TEXT EXCERPT ->
▼▼▼
In [1]:
import polars as pl
import polars.selectors as cs

eng_dict = pl.read_csv(
    "eng_dict.txt",
    separator="\t",
    has_header=False,
    skip_lines=18,
    infer_schema_length=10000000,
).drop("column_2")
eng_dict = eng_dict.with_columns(cs.all().str.strip_chars())
eng_dict = eng_dict.with_columns(
    cs.matches("column_([4-9]|1\\d)").str.split(" ").list.first(),
)
eng_dict.filter(pl.col("column_11").is_not_null())

column_1,column_3,column_4,column_5,column_6,column_7,column_8,column_9,column_10,column_11
str,str,str,str,str,str,str,str,str,str
"""roughcast""","""rough-cast""","""V""","""V""","""V""","""N""","""N""","""V""","""V""","""V"""


In [2]:
from collections import defaultdict

# Grammar (extended to support nested PPs etc.)
grammar = {
    "S": [["NP", "VP"], ["NP", "VP", "PP"]],
    "NP": [["d", "NP3"]],
    "NP3": [["a", "NP3"], ["n"], ["n", "PP"], ["NP3", "PP"]],
    "PP": [["p", "NP2"], ["PP", "PP"]],
    "NP2": [["d", "NP3"]],
    "VP": [["v"], ["v", "PP"]],
}

# Sentence and POS tags
words = "An old man sat on the new chair in the house".split()
pos = ["d", "a", "n", "v", "p", "d", "a", "n", "p", "d", "n"]


# Earley State
class State:
    def __init__(self, lhs, rhs, dot, start):
        self.lhs = lhs
        self.rhs = rhs
        self.dot = dot
        self.start = start

    def next_symbol(self):
        return self.rhs[self.dot] if self.dot < len(self.rhs) else None

    def is_complete(self):
        return self.dot == len(self.rhs)

    def advance(self):
        return State(self.lhs, self.rhs, self.dot + 1, self.start)
▲▲▲
STORED DATA ->
▼▼▼
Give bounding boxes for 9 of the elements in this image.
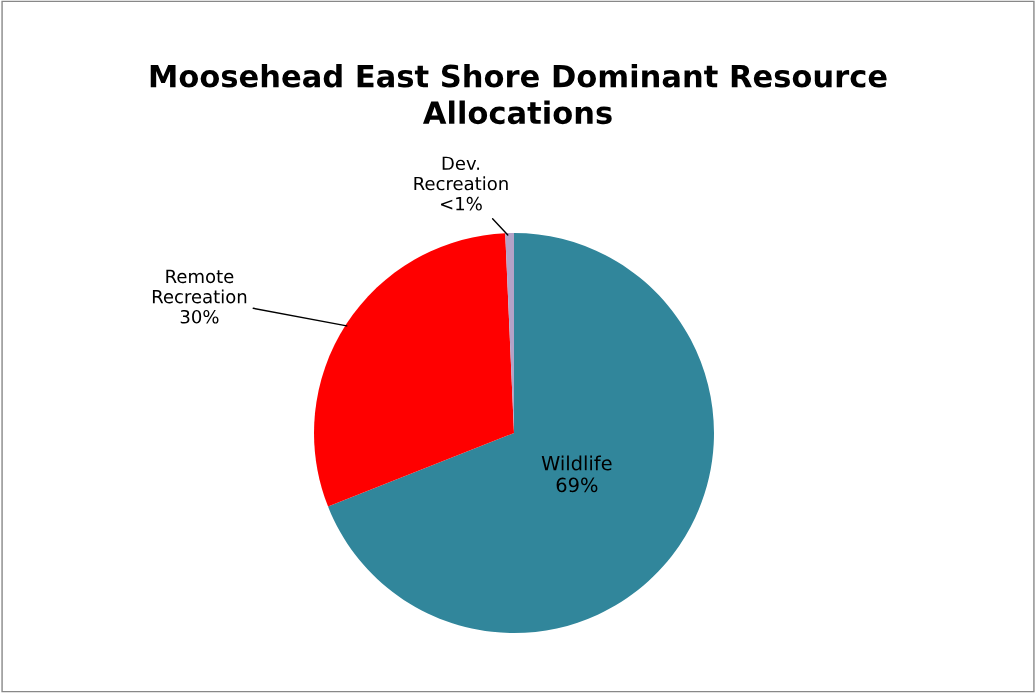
pie-slice bbox=[328, 233, 714, 633]
slice-label: Remote Recreation bbox=[152, 269, 247, 304]
slice-label: Dev. Recreation bbox=[414, 156, 508, 191]
slice-label: Wildlife bbox=[541, 455, 612, 471]
pie-slice bbox=[314, 233, 514, 507]
chart-title: Moosehead East Shore Dominant Resource Allocations bbox=[150, 63, 887, 125]
data-label: <1% bbox=[440, 196, 482, 211]
data-label: 30% bbox=[180, 309, 219, 324]
data-label: 69% bbox=[556, 477, 598, 493]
▲▲▲
STATED TASK -> Can you rewrite the block in the code excerpt that begins "grammar = {" as a short list of its rules?

PROBLEM SOLUTION ->
- S → NP VP, or NP VP PP
- NP → d NP3
- NP3 → a NP3, n, n PP, or NP3 PP
- PP → p NP2, or PP PP
- NP2 → d NP3
- VP → v, or v PP